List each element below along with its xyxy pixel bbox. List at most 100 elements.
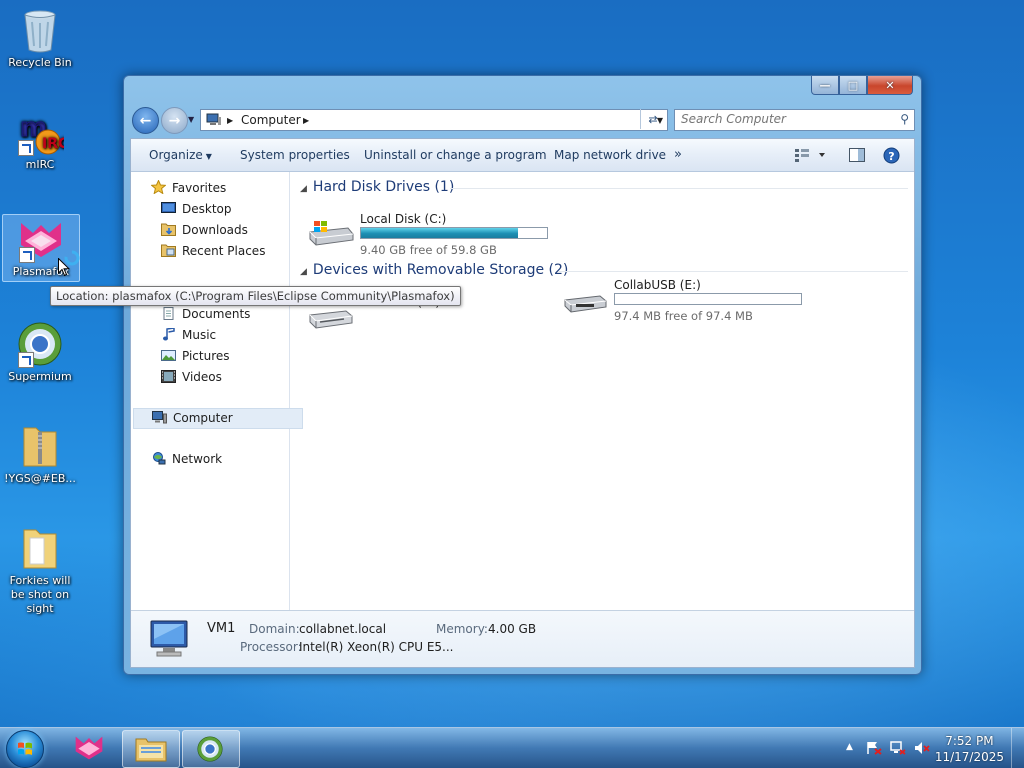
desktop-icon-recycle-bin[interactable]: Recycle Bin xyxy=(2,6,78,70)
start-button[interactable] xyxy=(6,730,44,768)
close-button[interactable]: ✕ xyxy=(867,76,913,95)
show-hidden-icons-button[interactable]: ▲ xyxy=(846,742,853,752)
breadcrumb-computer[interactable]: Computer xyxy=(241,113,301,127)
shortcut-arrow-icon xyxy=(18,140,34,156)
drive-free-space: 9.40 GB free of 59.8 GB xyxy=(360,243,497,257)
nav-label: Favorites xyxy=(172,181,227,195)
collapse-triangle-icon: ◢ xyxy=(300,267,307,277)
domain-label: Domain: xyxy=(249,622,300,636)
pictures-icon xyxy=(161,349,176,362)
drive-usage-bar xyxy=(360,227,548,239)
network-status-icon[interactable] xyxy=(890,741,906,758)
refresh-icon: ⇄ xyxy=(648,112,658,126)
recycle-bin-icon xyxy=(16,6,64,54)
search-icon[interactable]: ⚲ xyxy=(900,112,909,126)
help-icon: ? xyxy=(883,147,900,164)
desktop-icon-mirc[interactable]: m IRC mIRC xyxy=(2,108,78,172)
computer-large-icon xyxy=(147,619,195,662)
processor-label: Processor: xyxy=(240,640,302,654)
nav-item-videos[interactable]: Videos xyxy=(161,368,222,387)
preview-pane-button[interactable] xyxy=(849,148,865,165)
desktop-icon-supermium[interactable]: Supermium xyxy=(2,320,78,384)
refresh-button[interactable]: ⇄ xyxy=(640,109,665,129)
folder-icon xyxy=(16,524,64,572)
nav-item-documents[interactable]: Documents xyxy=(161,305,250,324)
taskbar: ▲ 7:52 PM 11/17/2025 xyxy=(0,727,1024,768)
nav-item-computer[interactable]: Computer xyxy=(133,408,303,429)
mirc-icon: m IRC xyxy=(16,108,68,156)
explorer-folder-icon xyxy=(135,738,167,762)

_ _ _ _

__WHAT TO WORK ON__
Rewrite everything from "desktop-icon-recycle-bin[interactable]: Recycle Bin" down to "drive-free-space: 9.40 GB" in the material above, changing "button" to "control" and leaving the rest of those lines unchanged.

__EXERCISE RESULT__
desktop-icon-recycle-bin[interactable]: Recycle Bin xyxy=(2,6,78,70)
start-control[interactable] xyxy=(6,730,44,768)
close-control[interactable]: ✕ xyxy=(867,76,913,95)
show-hidden-icons-control[interactable]: ▲ xyxy=(846,742,853,752)
breadcrumb-computer[interactable]: Computer xyxy=(241,113,301,127)
shortcut-arrow-icon xyxy=(18,140,34,156)
drive-free-space: 9.40 GB free of 59.8 GB xyxy=(360,243,497,257)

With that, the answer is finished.